>> start Input records
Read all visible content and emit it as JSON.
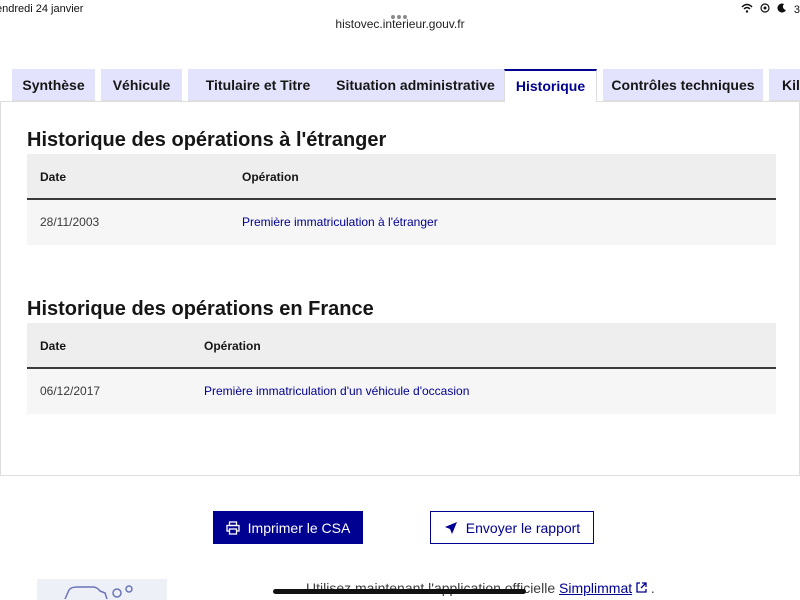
{
  "statusbar": {
    "date": "endredi 24 janvier",
    "url": "histovec.interieur.gouv.fr",
    "battery": "3"
  },
  "tabs": [
    {
      "label": "Synthèse",
      "active": false
    },
    {
      "label": "Véhicule",
      "active": false
    },
    {
      "label": "Titulaire et Titre",
      "active": false
    },
    {
      "label": "Situation administrative",
      "active": false
    },
    {
      "label": "Historique",
      "active": true
    },
    {
      "label": "Contrôles techniques",
      "active": false
    },
    {
      "label": "Kilo",
      "active": false
    }
  ],
  "foreign": {
    "title": "Historique des opérations à l'étranger",
    "col_date": "Date",
    "col_operation": "Opération",
    "rows": [
      {
        "date": "28/11/2003",
        "operation": "Première immatriculation à l'étranger"
      }
    ]
  },
  "france": {
    "title": "Historique des opérations en France",
    "col_date": "Date",
    "col_operation": "Opération",
    "rows": [
      {
        "date": "06/12/2017",
        "operation": "Première immatriculation d'un véhicule d'occasion"
      }
    ]
  },
  "actions": {
    "print_label": "Imprimer le CSA",
    "send_label": "Envoyer le rapport"
  },
  "promo": {
    "text": "Utilisez maintenant l'application officielle",
    "link": "Simplimmat",
    "suffix": "."
  },
  "colors": {
    "primary": "#000091",
    "tab_bg": "#e3e3fd",
    "header_bg": "#eeeeee",
    "row_bg": "#f6f6f6"
  }
}
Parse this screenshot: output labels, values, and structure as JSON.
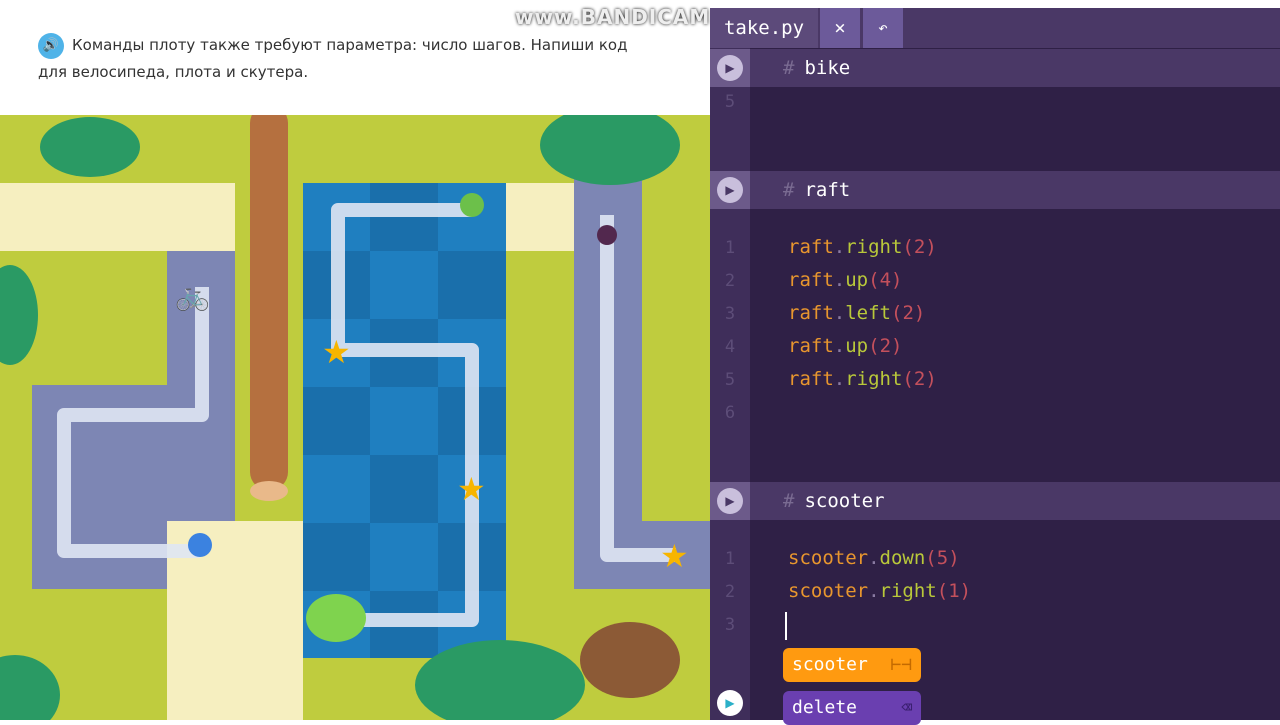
{
  "task": {
    "icon": "speaker-icon",
    "text": "Команды плоту также требуют параметра: число шагов. Напиши код для велосипеда, плота и скутера."
  },
  "watermark": "www.BANDICAM.com",
  "editor": {
    "tab_title": "take.py",
    "close_icon": "×",
    "undo_icon": "↶",
    "sections": [
      {
        "title": "bike",
        "lines": [
          {
            "n": "5",
            "obj": "",
            "method": "",
            "arg": ""
          }
        ]
      },
      {
        "title": "raft",
        "lines": [
          {
            "n": "1",
            "obj": "raft",
            "method": "right",
            "arg": "2"
          },
          {
            "n": "2",
            "obj": "raft",
            "method": "up",
            "arg": "4"
          },
          {
            "n": "3",
            "obj": "raft",
            "method": "left",
            "arg": "2"
          },
          {
            "n": "4",
            "obj": "raft",
            "method": "up",
            "arg": "2"
          },
          {
            "n": "5",
            "obj": "raft",
            "method": "right",
            "arg": "2"
          },
          {
            "n": "6",
            "obj": "",
            "method": "",
            "arg": ""
          }
        ]
      },
      {
        "title": "scooter",
        "lines": [
          {
            "n": "1",
            "obj": "scooter",
            "method": "down",
            "arg": "5"
          },
          {
            "n": "2",
            "obj": "scooter",
            "method": "right",
            "arg": "1"
          },
          {
            "n": "3",
            "obj": "",
            "method": "",
            "arg": ""
          }
        ]
      }
    ],
    "suggestions": [
      {
        "label": "scooter",
        "icon": "scooter-icon",
        "color": "#ff9a10"
      },
      {
        "label": "delete",
        "icon": "backspace-icon",
        "color": "#6a3fb0"
      }
    ]
  },
  "colors": {
    "editor_bg": "#2f2046",
    "water": "#1f7fc0",
    "grass": "#bfcc3e",
    "path": "#dfe6f3"
  }
}
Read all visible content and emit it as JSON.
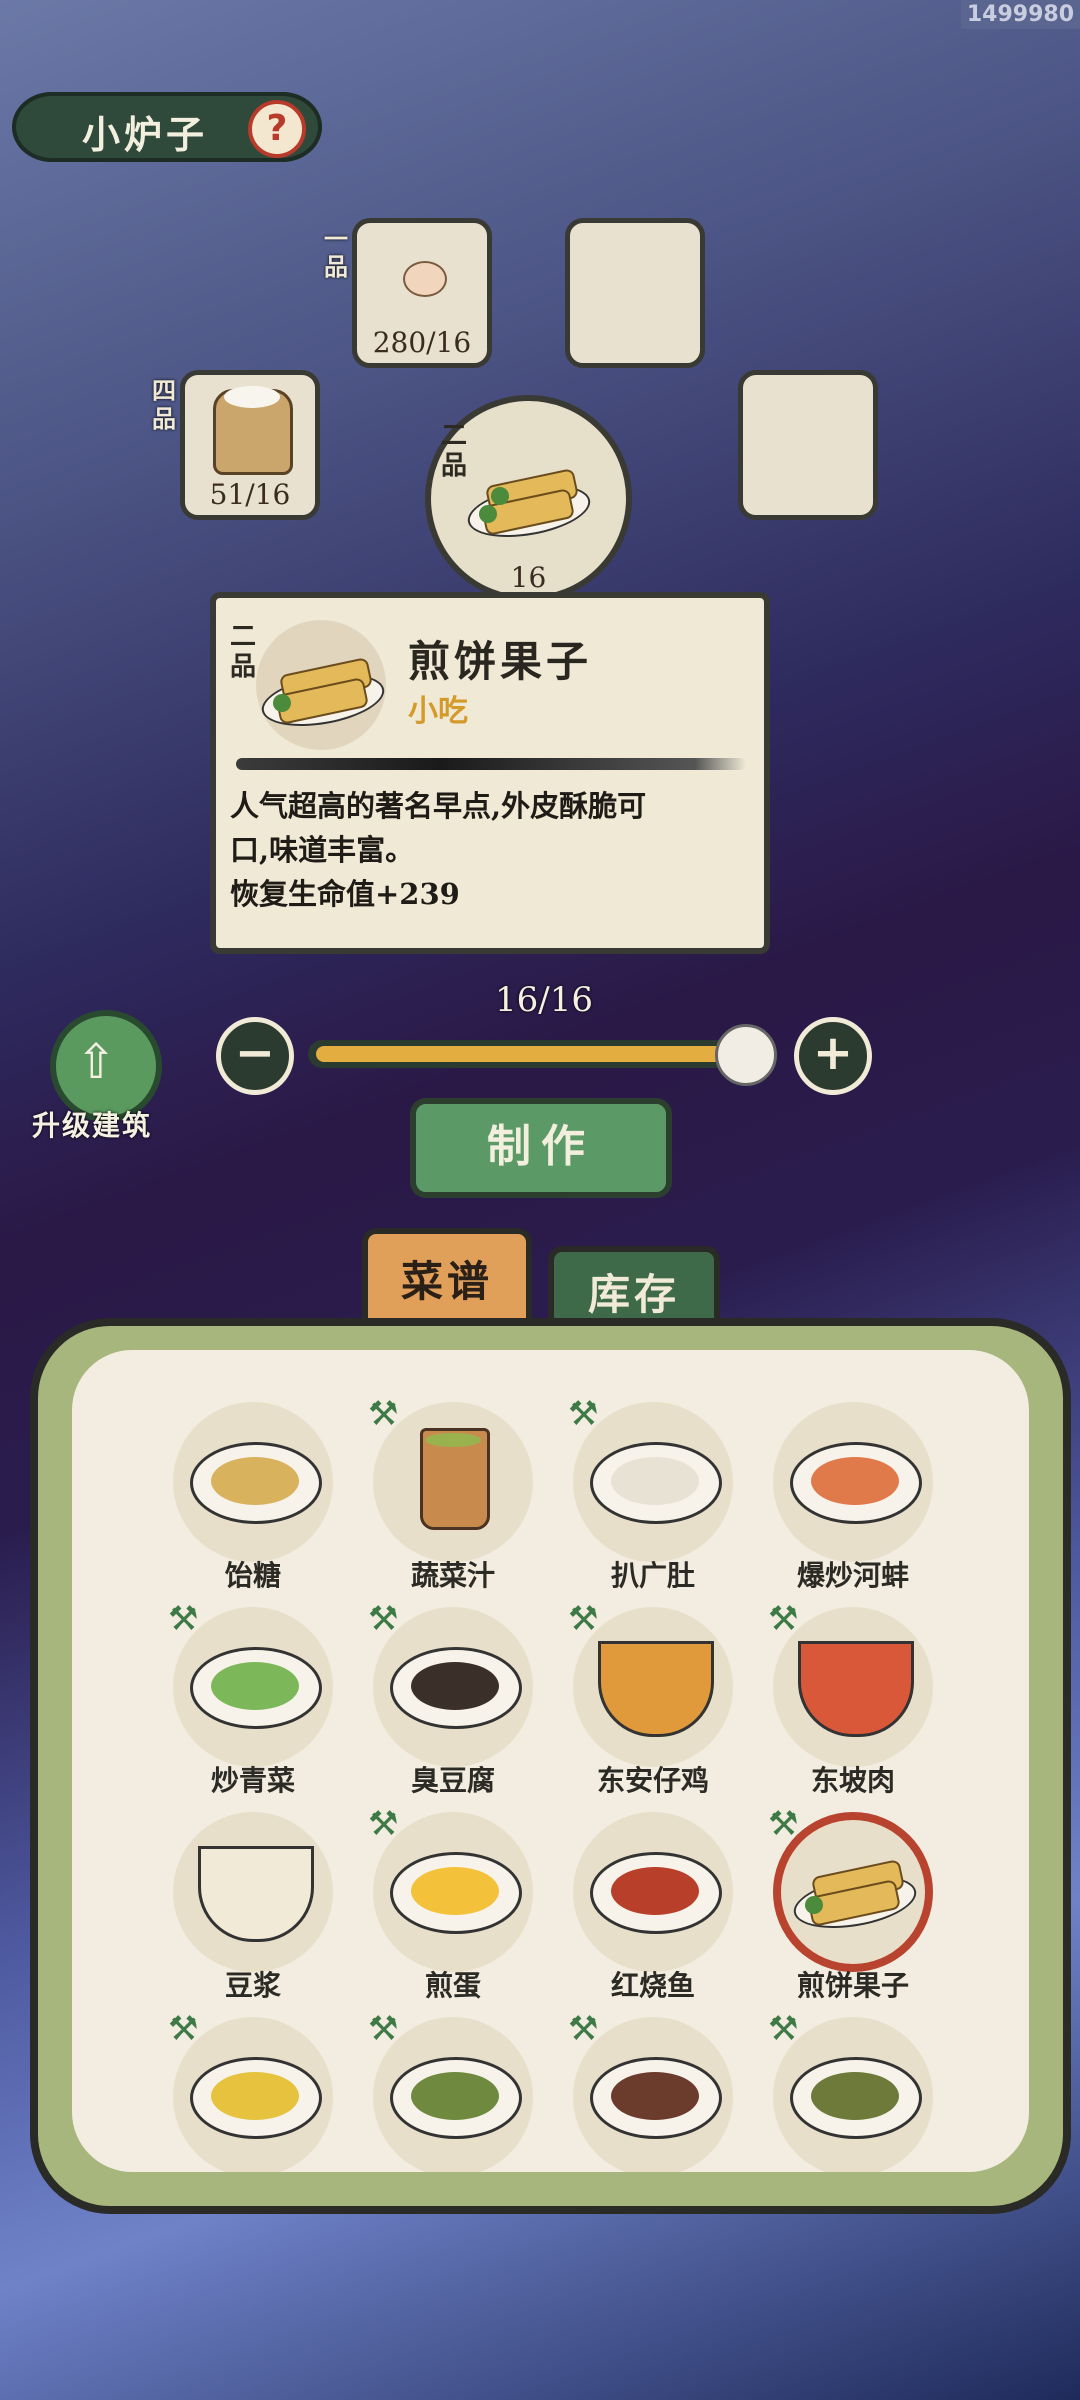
{
  "uid": "1499980",
  "header": {
    "title": "小炉子",
    "help_icon": "?"
  },
  "slots": [
    {
      "grade": "一品",
      "count": "280/16",
      "icon": "egg-icon"
    },
    {
      "grade": "",
      "count": "",
      "icon": ""
    },
    {
      "grade": "四品",
      "count": "51/16",
      "icon": "flour-sack-icon"
    },
    {
      "grade": "",
      "count": "",
      "icon": ""
    }
  ],
  "center": {
    "grade": "二品",
    "count": "16",
    "icon": "jianbing-icon"
  },
  "card": {
    "grade": "二品",
    "name": "煎饼果子",
    "category": "小吃",
    "desc1": "人气超高的著名早点,外皮酥脆可",
    "desc2": "口,味道丰富。",
    "effect": "恢复生命值+239"
  },
  "slider": {
    "label": "16/16",
    "value": 16,
    "max": 16,
    "minus": "−",
    "plus": "+"
  },
  "upgrade": {
    "label": "升级建筑",
    "icon": "building-upgrade-icon"
  },
  "make_button": "制作",
  "tabs": {
    "recipes": "菜谱",
    "stock": "库存"
  },
  "recipes": [
    {
      "label": "饴糖",
      "unlocked": false
    },
    {
      "label": "蔬菜汁",
      "unlocked": true
    },
    {
      "label": "扒广肚",
      "unlocked": true
    },
    {
      "label": "爆炒河蚌",
      "unlocked": false
    },
    {
      "label": "炒青菜",
      "unlocked": true
    },
    {
      "label": "臭豆腐",
      "unlocked": true
    },
    {
      "label": "东安仔鸡",
      "unlocked": true
    },
    {
      "label": "东坡肉",
      "unlocked": true
    },
    {
      "label": "豆浆",
      "unlocked": false
    },
    {
      "label": "煎蛋",
      "unlocked": true
    },
    {
      "label": "红烧鱼",
      "unlocked": false
    },
    {
      "label": "煎饼果子",
      "unlocked": true,
      "selected": true
    },
    {
      "label": "",
      "unlocked": true
    },
    {
      "label": "",
      "unlocked": true
    },
    {
      "label": "",
      "unlocked": true
    },
    {
      "label": "",
      "unlocked": true
    }
  ],
  "colors": {
    "accent_green": "#5b9a66",
    "slider_fill": "#e3ad40",
    "category_orange": "#d49a2a"
  }
}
>> end Input records
## Task goal
Copy out each line of the data containing the string "scooter".

## In response
        "title": "scooter",
            "obj": "scooter",
            "obj": "scooter",
        "label": "scooter",
        "icon": "scooter-icon",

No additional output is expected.